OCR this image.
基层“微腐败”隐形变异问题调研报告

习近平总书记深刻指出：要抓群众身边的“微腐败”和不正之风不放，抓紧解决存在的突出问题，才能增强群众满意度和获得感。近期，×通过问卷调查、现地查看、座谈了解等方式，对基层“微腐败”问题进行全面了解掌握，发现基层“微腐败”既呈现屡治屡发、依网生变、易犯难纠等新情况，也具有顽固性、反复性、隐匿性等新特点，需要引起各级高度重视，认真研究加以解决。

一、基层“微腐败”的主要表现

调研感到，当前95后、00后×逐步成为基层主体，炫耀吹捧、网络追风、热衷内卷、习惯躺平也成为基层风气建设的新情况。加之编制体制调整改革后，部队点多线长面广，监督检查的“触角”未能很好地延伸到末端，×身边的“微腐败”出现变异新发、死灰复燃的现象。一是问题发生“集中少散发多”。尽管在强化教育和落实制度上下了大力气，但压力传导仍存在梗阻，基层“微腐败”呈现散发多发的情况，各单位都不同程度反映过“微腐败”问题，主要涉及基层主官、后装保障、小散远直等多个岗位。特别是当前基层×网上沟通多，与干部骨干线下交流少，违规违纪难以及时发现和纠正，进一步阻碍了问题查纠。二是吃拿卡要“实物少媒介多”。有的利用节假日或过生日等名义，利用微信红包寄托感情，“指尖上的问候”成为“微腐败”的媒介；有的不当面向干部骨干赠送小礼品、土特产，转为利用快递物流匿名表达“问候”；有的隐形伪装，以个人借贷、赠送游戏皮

_Given instruction_
Reproduce every entry shown above, precisely as it stands.

_Final result_
OCR this image.
基层“微腐败”隐形变异问题调研报告

习近平总书记深刻指出：要抓群众身边的“微腐败”和不正之风不放，抓紧解决存在的突出问题，才能增强群众满意度和获得感。近期，×通过问卷调查、现地查看、座谈了解等方式，对基层“微腐败”问题进行全面了解掌握，发现基层“微腐败”既呈现屡治屡发、依网生变、易犯难纠等新情况，也具有顽固性、反复性、隐匿性等新特点，需要引起各级高度重视，认真研究加以解决。

一、基层“微腐败”的主要表现

调研感到，当前95后、00后×逐步成为基层主体，炫耀吹捧、网络追风、热衷内卷、习惯躺平也成为基层风气建设的新情况。加之编制体制调整改革后，部队点多线长面广，监督检查的“触角”未能很好地延伸到末端，×身边的“微腐败”出现变异新发、死灰复燃的现象。一是问题发生“集中少散发多”。尽管在强化教育和落实制度上下了大力气，但压力传导仍存在梗阻，基层“微腐败”呈现散发多发的情况，各单位都不同程度反映过“微腐败”问题，主要涉及基层主官、后装保障、小散远直等多个岗位。特别是当前基层×网上沟通多，与干部骨干线下交流少，违规违纪难以及时发现和纠正，进一步阻碍了问题查纠。二是吃拿卡要“实物少媒介多”。有的利用节假日或过生日等名义，利用微信红包寄托感情，“指尖上的问候”成为“微腐败”的媒介；有的不当面向干部骨干赠送小礼品、土特产，转为利用快递物流匿名表达“问候”；有的隐形伪装，以个人借贷、赠送游戏皮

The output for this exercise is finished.